Records from a collection of figures:
........

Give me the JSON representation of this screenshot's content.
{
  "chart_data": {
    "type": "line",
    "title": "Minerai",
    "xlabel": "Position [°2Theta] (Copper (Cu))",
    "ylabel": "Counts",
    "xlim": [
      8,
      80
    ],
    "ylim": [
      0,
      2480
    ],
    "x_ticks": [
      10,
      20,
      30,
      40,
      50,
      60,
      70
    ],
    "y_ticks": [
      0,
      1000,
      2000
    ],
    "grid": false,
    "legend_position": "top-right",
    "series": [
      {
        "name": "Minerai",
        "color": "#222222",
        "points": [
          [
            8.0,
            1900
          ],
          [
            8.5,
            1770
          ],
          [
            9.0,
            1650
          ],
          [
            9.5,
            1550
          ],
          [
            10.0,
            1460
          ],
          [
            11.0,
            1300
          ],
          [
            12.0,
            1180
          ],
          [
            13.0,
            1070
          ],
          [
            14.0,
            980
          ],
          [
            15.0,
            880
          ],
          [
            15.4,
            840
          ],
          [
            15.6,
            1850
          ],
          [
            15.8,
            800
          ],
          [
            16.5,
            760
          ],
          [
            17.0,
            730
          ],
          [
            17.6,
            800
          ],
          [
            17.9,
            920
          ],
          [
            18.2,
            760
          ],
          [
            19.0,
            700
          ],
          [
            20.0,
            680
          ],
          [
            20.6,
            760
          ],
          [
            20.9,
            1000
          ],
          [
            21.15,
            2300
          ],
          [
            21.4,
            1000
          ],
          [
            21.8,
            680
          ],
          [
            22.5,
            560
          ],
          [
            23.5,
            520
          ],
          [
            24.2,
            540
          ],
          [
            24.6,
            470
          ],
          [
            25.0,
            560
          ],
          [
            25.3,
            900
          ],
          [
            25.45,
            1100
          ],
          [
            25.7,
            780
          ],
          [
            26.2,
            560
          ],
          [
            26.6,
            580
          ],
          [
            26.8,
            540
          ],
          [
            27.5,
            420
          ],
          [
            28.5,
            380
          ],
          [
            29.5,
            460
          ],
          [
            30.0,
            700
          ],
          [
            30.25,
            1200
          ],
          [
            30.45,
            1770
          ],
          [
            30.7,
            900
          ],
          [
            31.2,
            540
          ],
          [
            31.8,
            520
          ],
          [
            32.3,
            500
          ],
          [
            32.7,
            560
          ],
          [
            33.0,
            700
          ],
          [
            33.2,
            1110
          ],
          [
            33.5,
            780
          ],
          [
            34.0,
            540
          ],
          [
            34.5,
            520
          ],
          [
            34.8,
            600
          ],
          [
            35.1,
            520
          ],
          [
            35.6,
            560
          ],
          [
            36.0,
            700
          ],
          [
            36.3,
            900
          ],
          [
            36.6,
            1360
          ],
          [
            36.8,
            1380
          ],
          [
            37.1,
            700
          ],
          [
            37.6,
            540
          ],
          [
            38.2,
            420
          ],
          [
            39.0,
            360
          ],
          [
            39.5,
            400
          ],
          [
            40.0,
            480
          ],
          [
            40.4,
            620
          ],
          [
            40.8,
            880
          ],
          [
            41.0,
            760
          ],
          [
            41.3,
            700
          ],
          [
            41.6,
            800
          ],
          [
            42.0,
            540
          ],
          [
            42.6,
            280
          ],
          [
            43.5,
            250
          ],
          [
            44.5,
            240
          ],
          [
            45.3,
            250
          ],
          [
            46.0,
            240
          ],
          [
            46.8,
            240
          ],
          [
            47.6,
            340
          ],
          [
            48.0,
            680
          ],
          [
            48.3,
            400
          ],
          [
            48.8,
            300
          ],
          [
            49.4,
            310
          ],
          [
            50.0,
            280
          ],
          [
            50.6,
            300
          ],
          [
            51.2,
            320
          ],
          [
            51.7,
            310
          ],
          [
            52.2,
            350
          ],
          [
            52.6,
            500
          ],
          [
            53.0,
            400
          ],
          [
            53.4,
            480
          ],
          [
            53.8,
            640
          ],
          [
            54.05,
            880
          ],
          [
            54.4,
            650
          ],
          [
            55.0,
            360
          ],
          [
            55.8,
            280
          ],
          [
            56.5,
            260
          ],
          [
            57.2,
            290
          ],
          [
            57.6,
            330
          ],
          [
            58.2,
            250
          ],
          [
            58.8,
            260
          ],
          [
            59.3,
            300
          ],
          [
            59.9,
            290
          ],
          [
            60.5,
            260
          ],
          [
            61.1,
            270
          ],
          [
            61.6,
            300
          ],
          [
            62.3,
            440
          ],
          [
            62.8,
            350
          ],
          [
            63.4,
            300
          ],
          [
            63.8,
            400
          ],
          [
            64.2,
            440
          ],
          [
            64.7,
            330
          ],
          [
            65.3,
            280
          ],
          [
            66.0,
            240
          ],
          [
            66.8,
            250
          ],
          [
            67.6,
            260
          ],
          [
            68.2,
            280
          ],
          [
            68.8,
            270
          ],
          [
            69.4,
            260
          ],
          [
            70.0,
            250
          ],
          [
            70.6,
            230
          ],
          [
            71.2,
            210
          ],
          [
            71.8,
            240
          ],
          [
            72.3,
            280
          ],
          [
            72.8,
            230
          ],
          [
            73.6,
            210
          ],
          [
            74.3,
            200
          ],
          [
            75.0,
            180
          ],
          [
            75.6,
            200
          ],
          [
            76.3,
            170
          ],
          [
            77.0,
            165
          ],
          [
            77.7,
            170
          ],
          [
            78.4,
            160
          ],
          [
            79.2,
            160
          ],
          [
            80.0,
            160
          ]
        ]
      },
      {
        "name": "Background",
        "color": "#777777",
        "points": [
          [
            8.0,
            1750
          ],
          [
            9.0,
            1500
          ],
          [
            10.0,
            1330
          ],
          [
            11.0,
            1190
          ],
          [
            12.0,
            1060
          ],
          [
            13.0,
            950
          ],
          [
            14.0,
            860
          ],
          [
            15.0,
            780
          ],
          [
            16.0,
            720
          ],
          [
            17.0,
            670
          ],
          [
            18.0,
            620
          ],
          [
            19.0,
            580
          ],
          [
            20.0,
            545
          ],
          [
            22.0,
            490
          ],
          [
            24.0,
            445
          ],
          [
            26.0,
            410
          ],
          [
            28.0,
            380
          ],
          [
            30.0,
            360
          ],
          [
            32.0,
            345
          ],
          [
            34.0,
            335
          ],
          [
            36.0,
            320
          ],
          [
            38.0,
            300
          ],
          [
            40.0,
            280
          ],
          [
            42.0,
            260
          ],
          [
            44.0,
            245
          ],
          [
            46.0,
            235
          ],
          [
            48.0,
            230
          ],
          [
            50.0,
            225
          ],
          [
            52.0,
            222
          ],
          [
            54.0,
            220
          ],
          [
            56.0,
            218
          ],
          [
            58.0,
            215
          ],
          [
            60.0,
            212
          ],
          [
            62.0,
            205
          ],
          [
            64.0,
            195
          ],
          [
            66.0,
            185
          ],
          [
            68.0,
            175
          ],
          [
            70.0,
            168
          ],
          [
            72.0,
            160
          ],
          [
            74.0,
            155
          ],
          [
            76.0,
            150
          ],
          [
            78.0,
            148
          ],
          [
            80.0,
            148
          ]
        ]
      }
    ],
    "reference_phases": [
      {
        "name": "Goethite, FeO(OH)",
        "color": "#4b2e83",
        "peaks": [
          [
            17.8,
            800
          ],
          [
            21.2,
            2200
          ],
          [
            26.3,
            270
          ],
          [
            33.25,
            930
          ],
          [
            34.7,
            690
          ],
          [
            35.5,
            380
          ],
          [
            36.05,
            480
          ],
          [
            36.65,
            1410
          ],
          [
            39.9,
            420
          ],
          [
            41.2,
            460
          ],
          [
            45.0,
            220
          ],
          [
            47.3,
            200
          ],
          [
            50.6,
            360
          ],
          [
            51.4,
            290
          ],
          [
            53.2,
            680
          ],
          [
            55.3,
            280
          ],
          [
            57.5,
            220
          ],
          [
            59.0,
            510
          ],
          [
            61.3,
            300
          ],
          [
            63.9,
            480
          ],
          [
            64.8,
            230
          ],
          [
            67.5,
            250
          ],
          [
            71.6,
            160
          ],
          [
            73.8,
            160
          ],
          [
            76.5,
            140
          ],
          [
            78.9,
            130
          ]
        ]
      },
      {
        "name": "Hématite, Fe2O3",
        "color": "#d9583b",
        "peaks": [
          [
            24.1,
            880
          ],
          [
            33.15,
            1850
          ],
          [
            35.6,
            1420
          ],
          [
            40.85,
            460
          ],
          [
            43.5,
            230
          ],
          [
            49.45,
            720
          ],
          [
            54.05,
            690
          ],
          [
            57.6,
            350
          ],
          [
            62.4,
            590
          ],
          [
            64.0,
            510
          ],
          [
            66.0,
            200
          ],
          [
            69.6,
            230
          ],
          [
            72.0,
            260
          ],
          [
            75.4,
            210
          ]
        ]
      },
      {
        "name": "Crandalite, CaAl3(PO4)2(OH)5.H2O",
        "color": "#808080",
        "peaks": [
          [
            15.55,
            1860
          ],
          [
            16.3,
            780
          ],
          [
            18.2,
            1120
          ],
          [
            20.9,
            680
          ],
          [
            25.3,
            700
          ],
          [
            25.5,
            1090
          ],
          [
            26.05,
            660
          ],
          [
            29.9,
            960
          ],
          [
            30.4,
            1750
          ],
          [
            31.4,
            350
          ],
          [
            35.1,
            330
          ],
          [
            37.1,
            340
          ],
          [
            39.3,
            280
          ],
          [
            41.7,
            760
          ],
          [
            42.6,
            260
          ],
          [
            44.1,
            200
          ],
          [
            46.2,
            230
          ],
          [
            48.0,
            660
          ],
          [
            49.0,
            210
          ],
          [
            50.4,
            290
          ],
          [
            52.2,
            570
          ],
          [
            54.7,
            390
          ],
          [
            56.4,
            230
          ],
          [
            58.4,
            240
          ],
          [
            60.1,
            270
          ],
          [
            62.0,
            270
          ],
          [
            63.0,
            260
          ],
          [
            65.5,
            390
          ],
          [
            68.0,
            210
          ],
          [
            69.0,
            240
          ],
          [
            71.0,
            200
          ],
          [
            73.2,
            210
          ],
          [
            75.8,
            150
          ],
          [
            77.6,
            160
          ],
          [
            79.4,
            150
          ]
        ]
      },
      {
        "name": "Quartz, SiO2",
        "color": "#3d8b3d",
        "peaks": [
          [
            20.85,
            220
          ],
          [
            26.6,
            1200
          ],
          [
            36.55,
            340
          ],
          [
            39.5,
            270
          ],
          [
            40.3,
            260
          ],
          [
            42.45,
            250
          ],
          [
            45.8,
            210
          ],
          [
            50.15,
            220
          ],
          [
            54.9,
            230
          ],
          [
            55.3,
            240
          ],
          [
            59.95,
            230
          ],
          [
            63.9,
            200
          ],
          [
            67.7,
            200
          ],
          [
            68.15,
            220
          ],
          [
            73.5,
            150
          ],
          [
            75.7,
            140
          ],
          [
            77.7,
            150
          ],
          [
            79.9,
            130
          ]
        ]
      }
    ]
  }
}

........

## Work instructions
List every line above that contains the word "color".

## Exercise output
        "color": "#222222",
        "color": "#777777",
        "color": "#4b2e83",
        "color": "#d9583b",
        "color": "#808080",
        "color": "#3d8b3d",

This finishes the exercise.